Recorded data
-- Begin --
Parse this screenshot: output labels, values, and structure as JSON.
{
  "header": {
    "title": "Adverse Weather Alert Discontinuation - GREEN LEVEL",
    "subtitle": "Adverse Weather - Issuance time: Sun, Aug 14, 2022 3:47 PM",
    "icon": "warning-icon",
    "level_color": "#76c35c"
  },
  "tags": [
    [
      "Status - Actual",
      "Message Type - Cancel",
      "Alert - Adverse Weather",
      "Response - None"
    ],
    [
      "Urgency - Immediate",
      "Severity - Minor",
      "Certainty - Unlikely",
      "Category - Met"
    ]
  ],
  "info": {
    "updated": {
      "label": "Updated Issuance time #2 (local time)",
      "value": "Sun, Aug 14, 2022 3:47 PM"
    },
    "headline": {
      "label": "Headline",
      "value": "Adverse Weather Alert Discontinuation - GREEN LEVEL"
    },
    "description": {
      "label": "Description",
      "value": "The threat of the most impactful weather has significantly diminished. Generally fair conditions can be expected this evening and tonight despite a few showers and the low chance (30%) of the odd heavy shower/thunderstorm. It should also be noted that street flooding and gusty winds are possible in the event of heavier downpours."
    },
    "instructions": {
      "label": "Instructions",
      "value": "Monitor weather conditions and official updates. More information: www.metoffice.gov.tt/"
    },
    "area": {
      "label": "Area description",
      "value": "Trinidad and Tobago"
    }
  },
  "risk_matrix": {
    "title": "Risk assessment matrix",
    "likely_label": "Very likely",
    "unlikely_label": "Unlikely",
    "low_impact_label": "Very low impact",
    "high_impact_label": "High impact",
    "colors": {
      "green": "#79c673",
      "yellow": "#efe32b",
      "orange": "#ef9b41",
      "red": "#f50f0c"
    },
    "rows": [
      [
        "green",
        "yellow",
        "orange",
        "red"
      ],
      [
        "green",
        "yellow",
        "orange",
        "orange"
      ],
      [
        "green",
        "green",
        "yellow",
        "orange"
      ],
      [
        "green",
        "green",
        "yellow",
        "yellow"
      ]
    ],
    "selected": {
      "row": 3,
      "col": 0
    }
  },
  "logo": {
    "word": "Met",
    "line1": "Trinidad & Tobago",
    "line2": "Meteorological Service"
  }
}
-- End --
Identify each line holding the string "Unlikely", and copy it out.

      "Certainty - Unlikely",
    "unlikely_label": "Unlikely",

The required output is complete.